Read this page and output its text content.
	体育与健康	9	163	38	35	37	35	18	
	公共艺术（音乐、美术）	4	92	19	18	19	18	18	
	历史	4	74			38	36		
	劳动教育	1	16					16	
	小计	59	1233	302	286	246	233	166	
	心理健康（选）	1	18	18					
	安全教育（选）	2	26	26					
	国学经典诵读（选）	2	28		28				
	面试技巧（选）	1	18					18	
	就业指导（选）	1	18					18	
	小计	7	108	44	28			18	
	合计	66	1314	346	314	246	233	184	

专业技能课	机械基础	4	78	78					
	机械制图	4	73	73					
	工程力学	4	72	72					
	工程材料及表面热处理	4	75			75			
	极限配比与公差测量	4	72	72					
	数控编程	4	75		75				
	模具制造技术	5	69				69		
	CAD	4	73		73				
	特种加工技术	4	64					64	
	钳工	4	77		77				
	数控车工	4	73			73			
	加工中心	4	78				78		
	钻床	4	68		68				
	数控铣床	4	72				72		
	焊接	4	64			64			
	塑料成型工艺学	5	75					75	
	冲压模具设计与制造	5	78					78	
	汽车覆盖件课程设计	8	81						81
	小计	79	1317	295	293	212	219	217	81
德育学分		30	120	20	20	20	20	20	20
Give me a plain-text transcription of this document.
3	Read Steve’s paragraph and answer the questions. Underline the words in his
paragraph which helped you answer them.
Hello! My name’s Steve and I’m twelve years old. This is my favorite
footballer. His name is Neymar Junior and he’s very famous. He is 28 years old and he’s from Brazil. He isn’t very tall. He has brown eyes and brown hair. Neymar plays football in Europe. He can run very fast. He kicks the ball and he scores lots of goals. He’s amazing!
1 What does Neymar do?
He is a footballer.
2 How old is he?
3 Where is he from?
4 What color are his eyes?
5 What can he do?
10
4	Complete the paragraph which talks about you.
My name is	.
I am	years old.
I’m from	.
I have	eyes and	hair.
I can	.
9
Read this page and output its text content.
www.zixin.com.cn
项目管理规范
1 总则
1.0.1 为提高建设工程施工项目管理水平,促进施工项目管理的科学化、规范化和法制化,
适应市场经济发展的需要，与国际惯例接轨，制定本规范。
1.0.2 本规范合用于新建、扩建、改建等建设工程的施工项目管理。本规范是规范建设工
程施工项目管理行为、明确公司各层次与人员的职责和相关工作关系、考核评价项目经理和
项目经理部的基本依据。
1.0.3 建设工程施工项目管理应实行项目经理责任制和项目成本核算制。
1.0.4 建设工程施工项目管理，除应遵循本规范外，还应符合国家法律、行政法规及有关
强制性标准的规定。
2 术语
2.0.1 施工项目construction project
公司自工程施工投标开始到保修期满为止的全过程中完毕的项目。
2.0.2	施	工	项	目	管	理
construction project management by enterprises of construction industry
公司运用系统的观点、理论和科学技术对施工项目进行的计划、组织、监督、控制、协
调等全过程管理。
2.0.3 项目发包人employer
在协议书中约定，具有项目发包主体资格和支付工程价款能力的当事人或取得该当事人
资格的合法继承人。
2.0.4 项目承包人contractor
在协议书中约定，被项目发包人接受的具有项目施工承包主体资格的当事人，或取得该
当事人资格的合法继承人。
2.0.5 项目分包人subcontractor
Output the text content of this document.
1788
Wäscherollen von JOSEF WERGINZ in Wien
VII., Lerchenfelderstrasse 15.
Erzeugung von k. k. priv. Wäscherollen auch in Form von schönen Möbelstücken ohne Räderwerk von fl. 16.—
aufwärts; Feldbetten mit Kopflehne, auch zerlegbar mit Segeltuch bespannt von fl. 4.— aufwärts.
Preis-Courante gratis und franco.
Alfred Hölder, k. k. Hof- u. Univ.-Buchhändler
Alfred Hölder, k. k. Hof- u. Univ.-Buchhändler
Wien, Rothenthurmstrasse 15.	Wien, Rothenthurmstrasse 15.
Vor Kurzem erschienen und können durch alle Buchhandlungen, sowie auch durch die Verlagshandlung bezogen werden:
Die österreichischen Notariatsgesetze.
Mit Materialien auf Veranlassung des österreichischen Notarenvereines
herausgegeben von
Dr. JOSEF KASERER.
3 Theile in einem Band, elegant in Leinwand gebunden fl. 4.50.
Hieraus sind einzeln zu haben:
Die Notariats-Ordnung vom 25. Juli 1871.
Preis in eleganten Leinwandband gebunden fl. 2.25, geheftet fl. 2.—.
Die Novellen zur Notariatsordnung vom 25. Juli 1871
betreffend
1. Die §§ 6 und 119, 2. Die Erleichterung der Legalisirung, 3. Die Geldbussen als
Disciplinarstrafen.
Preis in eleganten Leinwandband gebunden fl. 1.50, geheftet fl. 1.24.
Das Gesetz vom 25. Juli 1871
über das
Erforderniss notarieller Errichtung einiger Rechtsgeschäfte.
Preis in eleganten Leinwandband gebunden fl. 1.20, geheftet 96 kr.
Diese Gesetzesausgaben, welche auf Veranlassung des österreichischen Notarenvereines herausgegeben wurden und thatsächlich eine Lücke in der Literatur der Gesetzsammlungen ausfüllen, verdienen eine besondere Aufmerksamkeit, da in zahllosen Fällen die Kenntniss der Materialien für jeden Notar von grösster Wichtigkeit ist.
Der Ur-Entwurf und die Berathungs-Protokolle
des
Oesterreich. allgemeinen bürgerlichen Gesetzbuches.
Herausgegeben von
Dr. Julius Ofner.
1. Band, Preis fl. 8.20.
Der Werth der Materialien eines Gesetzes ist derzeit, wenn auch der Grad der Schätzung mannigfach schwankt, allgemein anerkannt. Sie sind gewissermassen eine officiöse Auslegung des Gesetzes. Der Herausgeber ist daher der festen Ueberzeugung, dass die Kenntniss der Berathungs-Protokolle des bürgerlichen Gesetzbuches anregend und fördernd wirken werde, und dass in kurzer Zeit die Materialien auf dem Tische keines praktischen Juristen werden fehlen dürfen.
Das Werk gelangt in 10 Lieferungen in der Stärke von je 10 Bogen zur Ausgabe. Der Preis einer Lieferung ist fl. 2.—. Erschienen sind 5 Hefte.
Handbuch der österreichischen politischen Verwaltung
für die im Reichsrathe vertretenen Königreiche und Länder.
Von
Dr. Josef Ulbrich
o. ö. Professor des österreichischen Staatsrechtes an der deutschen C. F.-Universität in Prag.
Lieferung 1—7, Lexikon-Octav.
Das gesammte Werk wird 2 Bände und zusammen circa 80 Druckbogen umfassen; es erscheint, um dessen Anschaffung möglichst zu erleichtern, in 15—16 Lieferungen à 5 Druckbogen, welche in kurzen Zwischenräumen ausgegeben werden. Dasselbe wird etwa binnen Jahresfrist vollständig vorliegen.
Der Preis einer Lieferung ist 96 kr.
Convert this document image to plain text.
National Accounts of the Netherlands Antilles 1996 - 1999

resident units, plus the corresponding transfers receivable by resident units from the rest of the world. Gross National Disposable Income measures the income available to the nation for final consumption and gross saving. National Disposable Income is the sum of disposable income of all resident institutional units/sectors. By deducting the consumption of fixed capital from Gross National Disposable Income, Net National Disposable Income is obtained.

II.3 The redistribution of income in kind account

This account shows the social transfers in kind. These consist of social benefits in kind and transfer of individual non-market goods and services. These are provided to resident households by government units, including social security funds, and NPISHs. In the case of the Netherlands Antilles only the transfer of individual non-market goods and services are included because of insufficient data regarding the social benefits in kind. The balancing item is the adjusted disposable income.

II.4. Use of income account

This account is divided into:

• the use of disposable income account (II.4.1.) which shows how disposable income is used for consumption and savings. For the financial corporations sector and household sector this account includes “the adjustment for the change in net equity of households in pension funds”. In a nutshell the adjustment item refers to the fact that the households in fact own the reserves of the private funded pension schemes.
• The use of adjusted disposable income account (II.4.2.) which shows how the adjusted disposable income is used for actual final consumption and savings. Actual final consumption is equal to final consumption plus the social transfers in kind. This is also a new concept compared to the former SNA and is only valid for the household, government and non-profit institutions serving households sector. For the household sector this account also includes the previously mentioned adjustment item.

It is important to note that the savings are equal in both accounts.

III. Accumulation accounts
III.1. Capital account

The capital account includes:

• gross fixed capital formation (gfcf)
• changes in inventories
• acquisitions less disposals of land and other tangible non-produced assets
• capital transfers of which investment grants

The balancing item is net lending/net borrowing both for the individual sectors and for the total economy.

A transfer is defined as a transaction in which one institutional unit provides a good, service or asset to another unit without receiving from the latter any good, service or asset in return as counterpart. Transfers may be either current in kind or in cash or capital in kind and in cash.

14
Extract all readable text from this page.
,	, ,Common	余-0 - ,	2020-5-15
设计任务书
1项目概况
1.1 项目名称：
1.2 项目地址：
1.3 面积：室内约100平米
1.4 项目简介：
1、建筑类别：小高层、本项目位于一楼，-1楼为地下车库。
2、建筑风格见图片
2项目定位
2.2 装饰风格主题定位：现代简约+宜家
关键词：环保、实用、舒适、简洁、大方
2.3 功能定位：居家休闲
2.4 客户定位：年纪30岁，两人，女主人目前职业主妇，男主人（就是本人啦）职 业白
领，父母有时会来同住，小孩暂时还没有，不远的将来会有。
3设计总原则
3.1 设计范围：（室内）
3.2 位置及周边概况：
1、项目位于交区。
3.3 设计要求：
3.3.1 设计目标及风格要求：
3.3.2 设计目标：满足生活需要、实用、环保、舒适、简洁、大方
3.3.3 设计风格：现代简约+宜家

____

■ STATED TASK
Where a line contains "includes", copy that line.

■ CORRECT RESPONSE
• the use of disposable income account (II.4.1.) which shows how disposable income is used for consumption and savings. For the financial corporations sector and household sector this account includes “the adjustment for the change in net equity of households in pension funds”. In a nutshell the adjustment item refers to the fact that the households in fact own the reserves of the private funded pension schemes.
• The use of adjusted disposable income account (II.4.2.) which shows how the adjusted disposable income is used for actual final consumption and savings. Actual final consumption is equal to final consumption plus the social transfers in kind. This is also a new concept compared to the former SNA and is only valid for the household, government and non-profit institutions serving households sector. For the household sector this account also includes the previously mentioned adjustment item.
The capital account includes:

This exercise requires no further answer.